[BEGIN Provided data]

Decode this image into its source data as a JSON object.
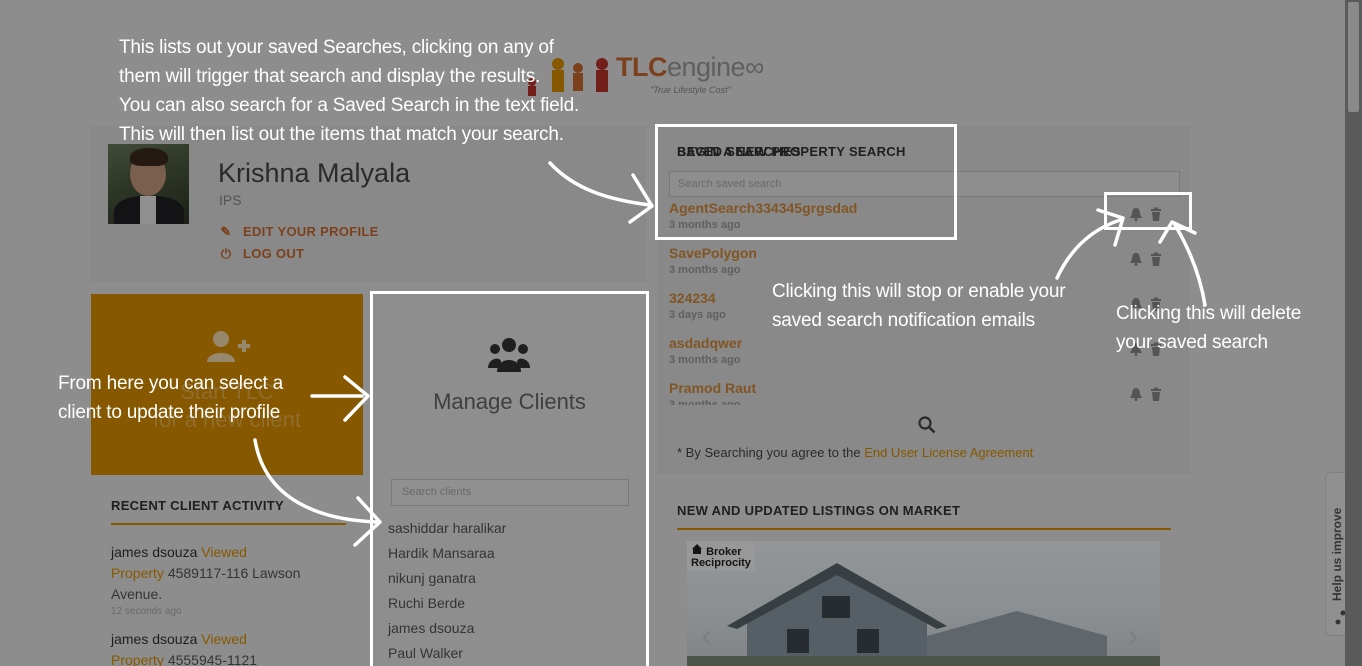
{
  "logo": {
    "brand_bold": "TLC",
    "brand_rest": "engine",
    "tagline": "\"True Lifestyle Cost\""
  },
  "profile": {
    "name": "Krishna Malyala",
    "role": "IPS",
    "edit_label": "EDIT YOUR PROFILE",
    "logout_label": "LOG OUT"
  },
  "start_tile": {
    "line1": "Start TLC",
    "line2": "for a new client"
  },
  "manage_clients": {
    "title": "Manage Clients",
    "search_placeholder": "Search clients",
    "clients": [
      "sashiddar haralikar",
      "Hardik Mansaraa",
      "nikunj ganatra",
      "Ruchi Berde",
      "james dsouza",
      "Paul Walker"
    ]
  },
  "recent_activity": {
    "title": "RECENT CLIENT ACTIVITY",
    "items": [
      {
        "who": "james dsouza",
        "verb": "Viewed",
        "obj": "Property",
        "detail": "4589117-116 Lawson Avenue.",
        "time": "12 seconds ago"
      },
      {
        "who": "james dsouza",
        "verb": "Viewed",
        "obj": "Property",
        "detail": "4555945-1121",
        "time": ""
      }
    ]
  },
  "saved_searches": {
    "title": "SAVED SEARCHES",
    "search_placeholder": "Search saved search",
    "items": [
      {
        "name": "AgentSearch334345grgsdad",
        "ago": "3 months ago"
      },
      {
        "name": "SavePolygon",
        "ago": "3 months ago"
      },
      {
        "name": "324234",
        "ago": "3 days ago"
      },
      {
        "name": "asdadqwer",
        "ago": "3 months ago"
      },
      {
        "name": "Pramod Raut",
        "ago": "3 months ago"
      }
    ],
    "begin_title": "BEGIN A NEW PROPERTY SEARCH",
    "agree_prefix": "* By Searching you agree to the ",
    "agree_link": "End User License Agreement"
  },
  "listings": {
    "title": "NEW AND UPDATED LISTINGS ON MARKET",
    "broker_line1": "Broker",
    "broker_line2": "Reciprocity"
  },
  "help_tab": {
    "label": "Help us improve"
  },
  "annotations": {
    "saved_note": [
      "This lists out your saved Searches, clicking on any of",
      "them will trigger that search and display the results.",
      "You can also search for a Saved Search in the text field.",
      "This will then list out the items that match your search."
    ],
    "notify_note": [
      "Clicking this will stop or enable your",
      "saved search notification emails"
    ],
    "delete_note": [
      "Clicking this will delete",
      "your saved search"
    ],
    "client_note": [
      "From here you can select a",
      "client to update their profile"
    ]
  },
  "colors": {
    "accent": "#d98e00",
    "brand_orange": "#c86a2e",
    "overlay": "rgba(0,0,0,0.38)"
  }
}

[END Provided data]

(Request)
Copy every record above exactly as written, but leave out the pictures.

(Result below)
Decode this image into its source data as a JSON object.
{
  "logo": {
    "brand_bold": "TLC",
    "brand_rest": "engine",
    "tagline": "\"True Lifestyle Cost\""
  },
  "profile": {
    "name": "Krishna Malyala",
    "role": "IPS",
    "edit_label": "EDIT YOUR PROFILE",
    "logout_label": "LOG OUT"
  },
  "start_tile": {
    "line1": "Start TLC",
    "line2": "for a new client"
  },
  "manage_clients": {
    "title": "Manage Clients",
    "search_placeholder": "Search clients",
    "clients": [
      "sashiddar haralikar",
      "Hardik Mansaraa",
      "nikunj ganatra",
      "Ruchi Berde",
      "james dsouza",
      "Paul Walker"
    ]
  },
  "recent_activity": {
    "title": "RECENT CLIENT ACTIVITY",
    "items": [
      {
        "who": "james dsouza",
        "verb": "Viewed",
        "obj": "Property",
        "detail": "4589117-116 Lawson Avenue.",
        "time": "12 seconds ago"
      },
      {
        "who": "james dsouza",
        "verb": "Viewed",
        "obj": "Property",
        "detail": "4555945-1121",
        "time": ""
      }
    ]
  },
  "saved_searches": {
    "title": "SAVED SEARCHES",
    "search_placeholder": "Search saved search",
    "items": [
      {
        "name": "AgentSearch334345grgsdad",
        "ago": "3 months ago"
      },
      {
        "name": "SavePolygon",
        "ago": "3 months ago"
      },
      {
        "name": "324234",
        "ago": "3 days ago"
      },
      {
        "name": "asdadqwer",
        "ago": "3 months ago"
      },
      {
        "name": "Pramod Raut",
        "ago": "3 months ago"
      }
    ],
    "begin_title": "BEGIN A NEW PROPERTY SEARCH",
    "agree_prefix": "* By Searching you agree to the ",
    "agree_link": "End User License Agreement"
  },
  "listings": {
    "title": "NEW AND UPDATED LISTINGS ON MARKET",
    "broker_line1": "Broker",
    "broker_line2": "Reciprocity"
  },
  "help_tab": {
    "label": "Help us improve"
  },
  "annotations": {
    "saved_note": [
      "This lists out your saved Searches, clicking on any of",
      "them will trigger that search and display the results.",
      "You can also search for a Saved Search in the text field.",
      "This will then list out the items that match your search."
    ],
    "notify_note": [
      "Clicking this will stop or enable your",
      "saved search notification emails"
    ],
    "delete_note": [
      "Clicking this will delete",
      "your saved search"
    ],
    "client_note": [
      "From here you can select a",
      "client to update their profile"
    ]
  },
  "colors": {
    "accent": "#d98e00",
    "brand_orange": "#c86a2e",
    "overlay": "rgba(0,0,0,0.38)"
  }
}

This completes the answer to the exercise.